* STATED TASK:
Copy out all lines where "structure" appears.
----- DATA FOR THIS TASK -----
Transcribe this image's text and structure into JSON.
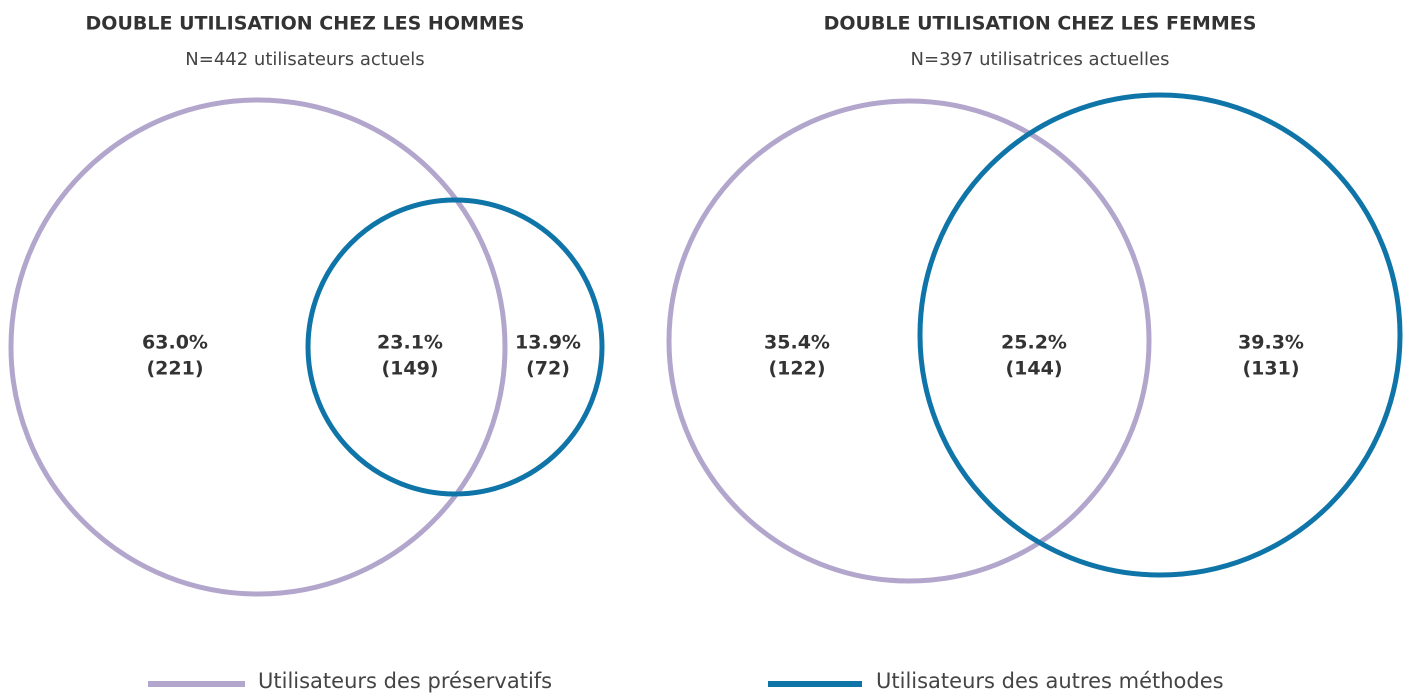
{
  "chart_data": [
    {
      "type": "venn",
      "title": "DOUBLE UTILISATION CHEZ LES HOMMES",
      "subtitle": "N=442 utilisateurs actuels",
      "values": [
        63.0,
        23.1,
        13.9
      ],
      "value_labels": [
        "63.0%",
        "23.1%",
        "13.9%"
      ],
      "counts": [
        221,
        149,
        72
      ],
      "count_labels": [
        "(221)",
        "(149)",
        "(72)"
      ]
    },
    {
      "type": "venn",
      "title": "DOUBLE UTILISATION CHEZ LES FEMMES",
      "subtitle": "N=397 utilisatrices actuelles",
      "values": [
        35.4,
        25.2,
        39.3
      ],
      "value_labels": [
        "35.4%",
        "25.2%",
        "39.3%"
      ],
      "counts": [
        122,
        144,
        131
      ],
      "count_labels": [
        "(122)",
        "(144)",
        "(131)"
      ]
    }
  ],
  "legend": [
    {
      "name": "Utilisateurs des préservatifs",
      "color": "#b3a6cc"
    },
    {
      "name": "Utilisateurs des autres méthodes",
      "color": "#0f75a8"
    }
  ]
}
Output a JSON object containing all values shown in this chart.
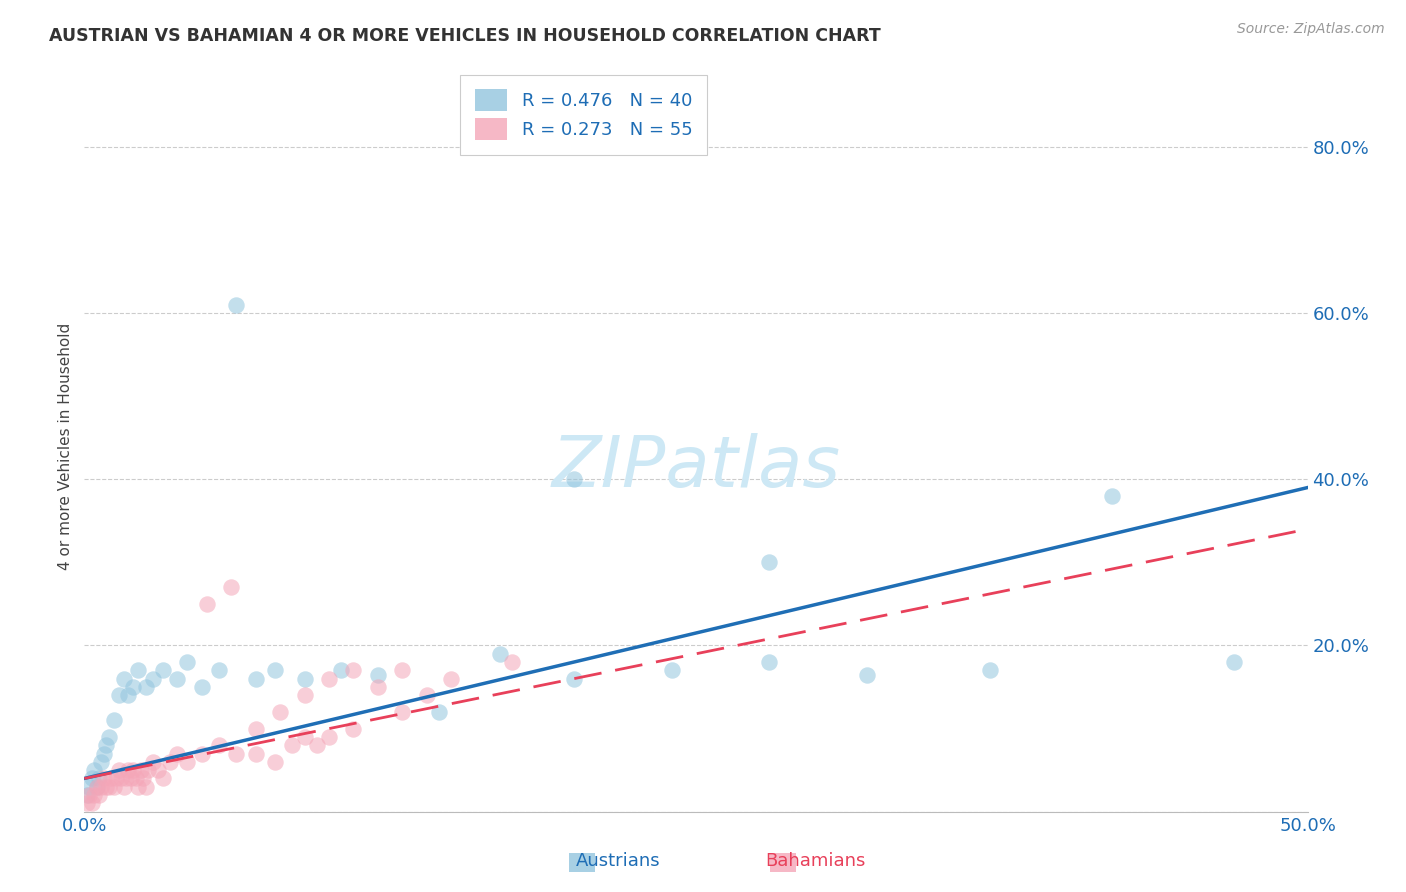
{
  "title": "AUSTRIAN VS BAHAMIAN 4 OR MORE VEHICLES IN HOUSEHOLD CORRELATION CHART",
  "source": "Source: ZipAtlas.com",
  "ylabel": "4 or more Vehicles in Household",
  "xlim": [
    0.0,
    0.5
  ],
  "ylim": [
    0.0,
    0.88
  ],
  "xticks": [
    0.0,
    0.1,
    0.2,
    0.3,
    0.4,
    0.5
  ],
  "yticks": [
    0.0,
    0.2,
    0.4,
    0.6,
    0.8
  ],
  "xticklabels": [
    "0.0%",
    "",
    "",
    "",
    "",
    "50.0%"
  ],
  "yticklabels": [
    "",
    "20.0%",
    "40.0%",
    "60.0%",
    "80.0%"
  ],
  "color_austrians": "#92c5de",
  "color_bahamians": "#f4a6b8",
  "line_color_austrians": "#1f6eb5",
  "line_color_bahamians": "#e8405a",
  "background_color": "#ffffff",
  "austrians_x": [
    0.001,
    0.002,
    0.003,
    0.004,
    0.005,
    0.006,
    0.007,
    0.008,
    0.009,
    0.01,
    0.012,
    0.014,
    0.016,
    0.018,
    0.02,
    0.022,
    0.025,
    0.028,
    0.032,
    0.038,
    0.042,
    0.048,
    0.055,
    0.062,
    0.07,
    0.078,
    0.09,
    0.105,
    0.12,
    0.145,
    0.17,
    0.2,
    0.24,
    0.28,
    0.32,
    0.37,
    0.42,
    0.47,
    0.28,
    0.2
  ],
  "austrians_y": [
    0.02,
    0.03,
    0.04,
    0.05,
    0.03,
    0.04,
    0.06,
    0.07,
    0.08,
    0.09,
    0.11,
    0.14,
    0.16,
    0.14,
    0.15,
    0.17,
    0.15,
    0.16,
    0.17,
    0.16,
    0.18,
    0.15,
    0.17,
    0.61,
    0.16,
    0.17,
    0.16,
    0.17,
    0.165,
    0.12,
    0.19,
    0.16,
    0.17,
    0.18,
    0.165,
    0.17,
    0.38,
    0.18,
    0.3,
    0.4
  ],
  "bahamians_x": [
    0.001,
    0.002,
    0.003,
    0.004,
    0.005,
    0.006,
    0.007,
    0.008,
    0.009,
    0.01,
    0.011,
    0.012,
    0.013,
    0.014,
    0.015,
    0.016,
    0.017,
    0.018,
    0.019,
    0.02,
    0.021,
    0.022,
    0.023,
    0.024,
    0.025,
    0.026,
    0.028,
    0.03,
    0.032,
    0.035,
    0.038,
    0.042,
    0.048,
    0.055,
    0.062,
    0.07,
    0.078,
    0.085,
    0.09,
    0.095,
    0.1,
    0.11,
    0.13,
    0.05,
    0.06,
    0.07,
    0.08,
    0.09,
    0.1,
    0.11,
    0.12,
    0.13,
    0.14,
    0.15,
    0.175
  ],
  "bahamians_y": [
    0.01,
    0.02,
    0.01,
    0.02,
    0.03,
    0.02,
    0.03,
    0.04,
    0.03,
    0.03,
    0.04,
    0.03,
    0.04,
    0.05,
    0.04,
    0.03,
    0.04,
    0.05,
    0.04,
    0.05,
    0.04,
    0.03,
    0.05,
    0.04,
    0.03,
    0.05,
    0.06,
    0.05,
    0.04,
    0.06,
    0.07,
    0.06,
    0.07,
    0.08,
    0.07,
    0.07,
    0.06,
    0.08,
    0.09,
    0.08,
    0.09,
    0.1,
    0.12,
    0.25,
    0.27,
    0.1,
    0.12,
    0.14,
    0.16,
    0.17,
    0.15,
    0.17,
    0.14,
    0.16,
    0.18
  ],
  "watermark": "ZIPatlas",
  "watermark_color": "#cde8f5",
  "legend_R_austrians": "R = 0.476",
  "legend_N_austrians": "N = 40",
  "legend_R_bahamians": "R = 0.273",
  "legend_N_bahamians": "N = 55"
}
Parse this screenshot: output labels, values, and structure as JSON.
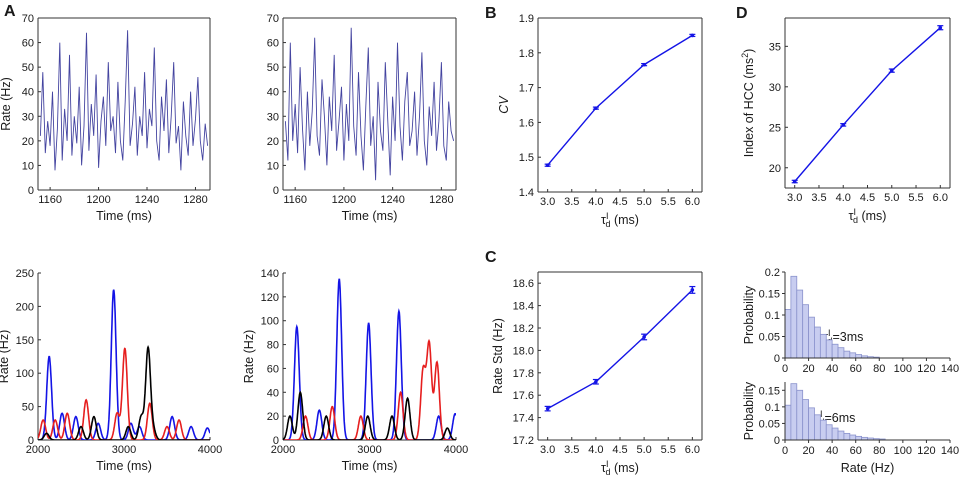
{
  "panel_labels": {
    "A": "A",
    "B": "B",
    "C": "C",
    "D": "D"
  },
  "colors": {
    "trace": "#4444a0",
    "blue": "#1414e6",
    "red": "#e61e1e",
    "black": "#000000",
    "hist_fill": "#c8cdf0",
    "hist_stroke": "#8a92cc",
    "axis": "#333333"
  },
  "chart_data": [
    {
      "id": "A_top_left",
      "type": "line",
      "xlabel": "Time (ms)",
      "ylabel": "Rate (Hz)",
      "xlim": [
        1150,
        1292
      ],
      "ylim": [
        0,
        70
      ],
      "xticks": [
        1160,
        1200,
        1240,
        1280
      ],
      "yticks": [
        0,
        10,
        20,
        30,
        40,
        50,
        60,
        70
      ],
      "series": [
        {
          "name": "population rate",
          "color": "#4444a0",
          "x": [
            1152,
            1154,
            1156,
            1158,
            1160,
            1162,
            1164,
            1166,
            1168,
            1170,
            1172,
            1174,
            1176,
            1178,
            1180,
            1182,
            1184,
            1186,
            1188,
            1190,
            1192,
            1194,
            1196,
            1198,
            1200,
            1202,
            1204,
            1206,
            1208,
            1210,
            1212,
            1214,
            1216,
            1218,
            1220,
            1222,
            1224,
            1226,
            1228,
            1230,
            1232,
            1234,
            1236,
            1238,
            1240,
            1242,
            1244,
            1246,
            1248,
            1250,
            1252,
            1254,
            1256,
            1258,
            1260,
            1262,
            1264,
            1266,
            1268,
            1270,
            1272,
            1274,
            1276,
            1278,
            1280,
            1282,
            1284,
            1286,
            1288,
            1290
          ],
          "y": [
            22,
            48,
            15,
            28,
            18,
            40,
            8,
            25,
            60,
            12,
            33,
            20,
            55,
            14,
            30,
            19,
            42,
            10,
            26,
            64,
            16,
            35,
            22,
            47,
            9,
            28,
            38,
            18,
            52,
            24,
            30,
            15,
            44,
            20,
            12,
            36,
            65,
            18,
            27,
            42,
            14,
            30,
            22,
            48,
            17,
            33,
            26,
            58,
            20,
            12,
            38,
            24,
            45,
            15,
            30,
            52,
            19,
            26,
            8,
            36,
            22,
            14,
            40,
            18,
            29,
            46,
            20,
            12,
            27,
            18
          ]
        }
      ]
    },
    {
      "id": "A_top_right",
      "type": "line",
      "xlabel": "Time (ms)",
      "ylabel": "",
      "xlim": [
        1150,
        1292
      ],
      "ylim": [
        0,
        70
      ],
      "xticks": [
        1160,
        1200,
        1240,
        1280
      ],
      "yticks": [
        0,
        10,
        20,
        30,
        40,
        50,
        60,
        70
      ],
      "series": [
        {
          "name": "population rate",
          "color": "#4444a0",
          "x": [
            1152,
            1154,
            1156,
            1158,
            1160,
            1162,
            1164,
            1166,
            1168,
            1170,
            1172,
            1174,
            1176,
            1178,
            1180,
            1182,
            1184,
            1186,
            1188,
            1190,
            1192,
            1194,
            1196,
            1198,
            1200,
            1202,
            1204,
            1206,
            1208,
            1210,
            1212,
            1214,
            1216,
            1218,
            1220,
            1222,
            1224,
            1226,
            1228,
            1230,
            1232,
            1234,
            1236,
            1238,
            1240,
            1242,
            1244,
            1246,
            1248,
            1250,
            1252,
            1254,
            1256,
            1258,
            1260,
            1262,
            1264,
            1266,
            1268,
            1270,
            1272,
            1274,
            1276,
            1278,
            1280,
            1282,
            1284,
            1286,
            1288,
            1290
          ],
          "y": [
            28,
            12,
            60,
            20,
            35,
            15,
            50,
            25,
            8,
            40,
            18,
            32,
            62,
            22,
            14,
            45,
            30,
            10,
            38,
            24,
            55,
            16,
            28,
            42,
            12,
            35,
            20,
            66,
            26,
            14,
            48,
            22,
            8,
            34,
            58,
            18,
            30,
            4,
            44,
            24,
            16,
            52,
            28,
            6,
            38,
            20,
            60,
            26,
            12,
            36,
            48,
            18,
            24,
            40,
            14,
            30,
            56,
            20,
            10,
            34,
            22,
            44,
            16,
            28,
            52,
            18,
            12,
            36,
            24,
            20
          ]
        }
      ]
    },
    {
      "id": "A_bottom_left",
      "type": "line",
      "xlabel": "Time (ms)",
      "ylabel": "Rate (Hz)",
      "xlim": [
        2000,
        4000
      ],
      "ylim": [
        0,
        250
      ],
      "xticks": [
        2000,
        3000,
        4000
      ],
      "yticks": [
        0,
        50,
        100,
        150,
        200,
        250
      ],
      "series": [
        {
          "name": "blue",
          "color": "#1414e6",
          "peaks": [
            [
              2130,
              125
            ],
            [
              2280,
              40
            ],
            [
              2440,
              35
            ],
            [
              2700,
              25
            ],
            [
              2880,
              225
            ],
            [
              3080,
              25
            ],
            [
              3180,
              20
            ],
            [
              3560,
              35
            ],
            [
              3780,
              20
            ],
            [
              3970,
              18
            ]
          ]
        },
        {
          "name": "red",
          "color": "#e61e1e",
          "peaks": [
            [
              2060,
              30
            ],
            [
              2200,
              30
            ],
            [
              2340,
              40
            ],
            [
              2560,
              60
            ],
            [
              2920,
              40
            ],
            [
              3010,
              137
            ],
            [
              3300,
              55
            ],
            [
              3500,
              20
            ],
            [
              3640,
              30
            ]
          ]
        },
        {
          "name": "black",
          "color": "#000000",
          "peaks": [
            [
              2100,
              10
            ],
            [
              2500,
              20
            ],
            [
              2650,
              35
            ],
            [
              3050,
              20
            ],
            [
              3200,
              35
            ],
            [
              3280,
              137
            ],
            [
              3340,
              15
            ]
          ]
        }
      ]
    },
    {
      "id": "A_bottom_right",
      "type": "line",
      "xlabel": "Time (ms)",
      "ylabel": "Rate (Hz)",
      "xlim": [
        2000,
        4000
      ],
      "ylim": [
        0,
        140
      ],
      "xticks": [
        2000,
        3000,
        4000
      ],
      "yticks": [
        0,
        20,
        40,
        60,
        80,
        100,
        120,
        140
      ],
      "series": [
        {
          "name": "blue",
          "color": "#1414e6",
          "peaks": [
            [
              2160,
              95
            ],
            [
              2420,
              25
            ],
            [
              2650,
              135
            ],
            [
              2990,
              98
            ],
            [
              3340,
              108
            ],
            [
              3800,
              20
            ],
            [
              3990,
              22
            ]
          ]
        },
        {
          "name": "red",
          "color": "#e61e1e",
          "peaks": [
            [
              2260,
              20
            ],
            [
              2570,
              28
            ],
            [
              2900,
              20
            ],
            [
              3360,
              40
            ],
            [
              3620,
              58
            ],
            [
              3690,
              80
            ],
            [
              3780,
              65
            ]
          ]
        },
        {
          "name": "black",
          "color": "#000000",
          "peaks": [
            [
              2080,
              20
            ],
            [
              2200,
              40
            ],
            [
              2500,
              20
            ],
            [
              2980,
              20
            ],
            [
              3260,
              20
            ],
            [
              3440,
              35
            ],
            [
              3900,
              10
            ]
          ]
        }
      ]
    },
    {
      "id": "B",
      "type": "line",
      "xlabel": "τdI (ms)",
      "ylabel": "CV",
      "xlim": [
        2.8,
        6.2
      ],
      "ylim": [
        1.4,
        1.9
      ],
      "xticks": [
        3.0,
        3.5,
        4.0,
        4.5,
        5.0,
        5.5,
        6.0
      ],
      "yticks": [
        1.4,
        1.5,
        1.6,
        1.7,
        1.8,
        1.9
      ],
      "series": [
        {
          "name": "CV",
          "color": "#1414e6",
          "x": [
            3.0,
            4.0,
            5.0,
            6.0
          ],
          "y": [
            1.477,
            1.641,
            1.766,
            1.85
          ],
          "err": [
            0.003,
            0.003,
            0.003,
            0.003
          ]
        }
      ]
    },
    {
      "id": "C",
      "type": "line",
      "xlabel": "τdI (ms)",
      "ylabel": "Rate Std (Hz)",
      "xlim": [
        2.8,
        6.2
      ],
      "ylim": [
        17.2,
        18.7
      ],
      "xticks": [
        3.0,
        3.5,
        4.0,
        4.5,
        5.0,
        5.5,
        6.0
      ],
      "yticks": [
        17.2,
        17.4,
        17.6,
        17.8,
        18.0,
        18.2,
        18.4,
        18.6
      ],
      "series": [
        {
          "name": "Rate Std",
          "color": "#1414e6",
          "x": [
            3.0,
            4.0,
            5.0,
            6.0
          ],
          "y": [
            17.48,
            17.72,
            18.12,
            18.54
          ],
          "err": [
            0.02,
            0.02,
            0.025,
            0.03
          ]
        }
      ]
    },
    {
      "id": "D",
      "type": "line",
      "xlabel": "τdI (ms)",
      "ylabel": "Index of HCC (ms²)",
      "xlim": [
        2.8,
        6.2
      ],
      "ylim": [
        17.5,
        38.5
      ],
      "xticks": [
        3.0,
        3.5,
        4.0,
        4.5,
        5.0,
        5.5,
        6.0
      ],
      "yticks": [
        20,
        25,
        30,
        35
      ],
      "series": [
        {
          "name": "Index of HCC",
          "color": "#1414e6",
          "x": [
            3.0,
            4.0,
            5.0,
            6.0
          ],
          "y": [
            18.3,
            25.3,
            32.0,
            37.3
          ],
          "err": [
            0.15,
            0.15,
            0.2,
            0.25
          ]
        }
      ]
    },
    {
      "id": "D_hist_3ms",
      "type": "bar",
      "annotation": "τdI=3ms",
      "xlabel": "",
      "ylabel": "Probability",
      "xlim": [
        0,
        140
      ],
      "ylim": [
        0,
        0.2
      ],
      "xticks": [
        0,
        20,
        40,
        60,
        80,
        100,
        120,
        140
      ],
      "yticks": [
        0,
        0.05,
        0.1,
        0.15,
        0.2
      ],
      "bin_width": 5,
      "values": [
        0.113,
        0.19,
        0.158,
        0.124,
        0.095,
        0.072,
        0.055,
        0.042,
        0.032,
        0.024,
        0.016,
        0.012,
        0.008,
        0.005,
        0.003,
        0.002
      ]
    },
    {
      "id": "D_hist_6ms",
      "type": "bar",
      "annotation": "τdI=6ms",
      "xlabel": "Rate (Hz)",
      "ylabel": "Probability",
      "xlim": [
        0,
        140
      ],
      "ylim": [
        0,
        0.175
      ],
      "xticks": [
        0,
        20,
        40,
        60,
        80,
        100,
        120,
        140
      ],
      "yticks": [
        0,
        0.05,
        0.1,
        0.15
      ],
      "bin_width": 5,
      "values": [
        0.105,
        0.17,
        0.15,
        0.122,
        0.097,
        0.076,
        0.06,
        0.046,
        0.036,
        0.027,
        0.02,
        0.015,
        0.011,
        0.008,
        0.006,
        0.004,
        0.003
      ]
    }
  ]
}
-----
* ANSWER TO THIS EXERCISE:
Transcribe this image's text and structure into JSON.
Parse this screenshot: output labels, values, and structure as JSON.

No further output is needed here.